Directive
Return every entry exactly as written.

Extracted information
- - - - - - -

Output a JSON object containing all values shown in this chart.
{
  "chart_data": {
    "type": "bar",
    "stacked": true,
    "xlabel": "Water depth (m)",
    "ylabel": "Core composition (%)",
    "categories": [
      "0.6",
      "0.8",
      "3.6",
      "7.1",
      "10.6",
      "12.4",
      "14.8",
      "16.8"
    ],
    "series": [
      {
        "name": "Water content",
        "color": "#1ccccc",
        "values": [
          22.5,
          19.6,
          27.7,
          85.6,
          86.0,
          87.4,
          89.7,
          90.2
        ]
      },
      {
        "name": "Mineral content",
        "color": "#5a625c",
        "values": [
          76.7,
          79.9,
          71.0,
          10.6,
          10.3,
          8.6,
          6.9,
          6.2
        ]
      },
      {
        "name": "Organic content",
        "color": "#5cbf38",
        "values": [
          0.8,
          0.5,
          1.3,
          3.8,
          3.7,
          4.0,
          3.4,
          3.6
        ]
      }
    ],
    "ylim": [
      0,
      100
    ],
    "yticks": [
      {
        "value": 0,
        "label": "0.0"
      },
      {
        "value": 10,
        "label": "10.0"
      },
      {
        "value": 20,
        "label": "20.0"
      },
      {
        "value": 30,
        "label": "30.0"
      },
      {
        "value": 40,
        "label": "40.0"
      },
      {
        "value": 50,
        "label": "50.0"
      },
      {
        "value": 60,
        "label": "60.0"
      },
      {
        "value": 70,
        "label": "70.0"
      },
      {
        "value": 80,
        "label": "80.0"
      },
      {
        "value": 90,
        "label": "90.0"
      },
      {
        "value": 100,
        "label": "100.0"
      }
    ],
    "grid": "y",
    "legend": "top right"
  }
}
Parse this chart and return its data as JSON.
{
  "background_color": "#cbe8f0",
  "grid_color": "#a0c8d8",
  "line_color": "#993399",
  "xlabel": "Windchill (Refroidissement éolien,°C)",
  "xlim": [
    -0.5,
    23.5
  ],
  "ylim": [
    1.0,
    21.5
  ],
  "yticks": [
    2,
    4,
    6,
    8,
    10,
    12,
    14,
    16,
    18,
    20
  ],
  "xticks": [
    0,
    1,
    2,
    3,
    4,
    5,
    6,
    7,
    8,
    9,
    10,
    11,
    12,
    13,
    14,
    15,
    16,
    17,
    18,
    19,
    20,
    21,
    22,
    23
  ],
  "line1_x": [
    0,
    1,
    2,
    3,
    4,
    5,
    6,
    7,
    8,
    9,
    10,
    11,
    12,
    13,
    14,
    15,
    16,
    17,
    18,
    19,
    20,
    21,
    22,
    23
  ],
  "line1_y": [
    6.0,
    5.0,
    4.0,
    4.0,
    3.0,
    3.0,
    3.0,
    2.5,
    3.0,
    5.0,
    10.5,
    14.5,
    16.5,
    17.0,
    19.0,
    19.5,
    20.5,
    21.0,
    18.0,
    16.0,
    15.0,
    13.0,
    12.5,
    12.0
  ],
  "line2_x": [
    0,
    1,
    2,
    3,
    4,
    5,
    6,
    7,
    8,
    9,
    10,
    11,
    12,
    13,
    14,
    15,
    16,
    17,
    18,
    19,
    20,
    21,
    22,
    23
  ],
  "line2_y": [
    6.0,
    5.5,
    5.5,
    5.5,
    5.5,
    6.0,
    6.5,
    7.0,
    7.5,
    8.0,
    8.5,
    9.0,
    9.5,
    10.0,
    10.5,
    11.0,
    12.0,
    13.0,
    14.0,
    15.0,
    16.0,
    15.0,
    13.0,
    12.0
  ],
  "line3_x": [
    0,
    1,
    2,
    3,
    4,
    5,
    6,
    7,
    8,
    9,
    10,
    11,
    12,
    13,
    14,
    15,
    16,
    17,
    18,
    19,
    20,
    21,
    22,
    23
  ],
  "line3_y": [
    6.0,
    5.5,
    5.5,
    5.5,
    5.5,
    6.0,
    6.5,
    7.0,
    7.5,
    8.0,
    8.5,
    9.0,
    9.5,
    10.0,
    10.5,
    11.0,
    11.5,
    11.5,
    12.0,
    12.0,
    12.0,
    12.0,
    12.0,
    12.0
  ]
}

- - - - - - -

Final result
Output a JSON object containing all values shown in this chart.
{
  "chart_data": {
    "type": "bar",
    "stacked": true,
    "xlabel": "Water depth (m)",
    "ylabel": "Core composition (%)",
    "categories": [
      "0.6",
      "0.8",
      "3.6",
      "7.1",
      "10.6",
      "12.4",
      "14.8",
      "16.8"
    ],
    "series": [
      {
        "name": "Water content",
        "color": "#1ccccc",
        "values": [
          22.5,
          19.6,
          27.7,
          85.6,
          86.0,
          87.4,
          89.7,
          90.2
        ]
      },
      {
        "name": "Mineral content",
        "color": "#5a625c",
        "values": [
          76.7,
          79.9,
          71.0,
          10.6,
          10.3,
          8.6,
          6.9,
          6.2
        ]
      },
      {
        "name": "Organic content",
        "color": "#5cbf38",
        "values": [
          0.8,
          0.5,
          1.3,
          3.8,
          3.7,
          4.0,
          3.4,
          3.6
        ]
      }
    ],
    "ylim": [
      0,
      100
    ],
    "yticks": [
      {
        "value": 0,
        "label": "0.0"
      },
      {
        "value": 10,
        "label": "10.0"
      },
      {
        "value": 20,
        "label": "20.0"
      },
      {
        "value": 30,
        "label": "30.0"
      },
      {
        "value": 40,
        "label": "40.0"
      },
      {
        "value": 50,
        "label": "50.0"
      },
      {
        "value": 60,
        "label": "60.0"
      },
      {
        "value": 70,
        "label": "70.0"
      },
      {
        "value": 80,
        "label": "80.0"
      },
      {
        "value": 90,
        "label": "90.0"
      },
      {
        "value": 100,
        "label": "100.0"
      }
    ],
    "grid": "y",
    "legend": "top right"
  }
}
Parse this chart and return its data as JSON.
{
  "background_color": "#cbe8f0",
  "grid_color": "#a0c8d8",
  "line_color": "#993399",
  "xlabel": "Windchill (Refroidissement éolien,°C)",
  "xlim": [
    -0.5,
    23.5
  ],
  "ylim": [
    1.0,
    21.5
  ],
  "yticks": [
    2,
    4,
    6,
    8,
    10,
    12,
    14,
    16,
    18,
    20
  ],
  "xticks": [
    0,
    1,
    2,
    3,
    4,
    5,
    6,
    7,
    8,
    9,
    10,
    11,
    12,
    13,
    14,
    15,
    16,
    17,
    18,
    19,
    20,
    21,
    22,
    23
  ],
  "line1_x": [
    0,
    1,
    2,
    3,
    4,
    5,
    6,
    7,
    8,
    9,
    10,
    11,
    12,
    13,
    14,
    15,
    16,
    17,
    18,
    19,
    20,
    21,
    22,
    23
  ],
  "line1_y": [
    6.0,
    5.0,
    4.0,
    4.0,
    3.0,
    3.0,
    3.0,
    2.5,
    3.0,
    5.0,
    10.5,
    14.5,
    16.5,
    17.0,
    19.0,
    19.5,
    20.5,
    21.0,
    18.0,
    16.0,
    15.0,
    13.0,
    12.5,
    12.0
  ],
  "line2_x": [
    0,
    1,
    2,
    3,
    4,
    5,
    6,
    7,
    8,
    9,
    10,
    11,
    12,
    13,
    14,
    15,
    16,
    17,
    18,
    19,
    20,
    21,
    22,
    23
  ],
  "line2_y": [
    6.0,
    5.5,
    5.5,
    5.5,
    5.5,
    6.0,
    6.5,
    7.0,
    7.5,
    8.0,
    8.5,
    9.0,
    9.5,
    10.0,
    10.5,
    11.0,
    12.0,
    13.0,
    14.0,
    15.0,
    16.0,
    15.0,
    13.0,
    12.0
  ],
  "line3_x": [
    0,
    1,
    2,
    3,
    4,
    5,
    6,
    7,
    8,
    9,
    10,
    11,
    12,
    13,
    14,
    15,
    16,
    17,
    18,
    19,
    20,
    21,
    22,
    23
  ],
  "line3_y": [
    6.0,
    5.5,
    5.5,
    5.5,
    5.5,
    6.0,
    6.5,
    7.0,
    7.5,
    8.0,
    8.5,
    9.0,
    9.5,
    10.0,
    10.5,
    11.0,
    11.5,
    11.5,
    12.0,
    12.0,
    12.0,
    12.0,
    12.0,
    12.0
  ]
}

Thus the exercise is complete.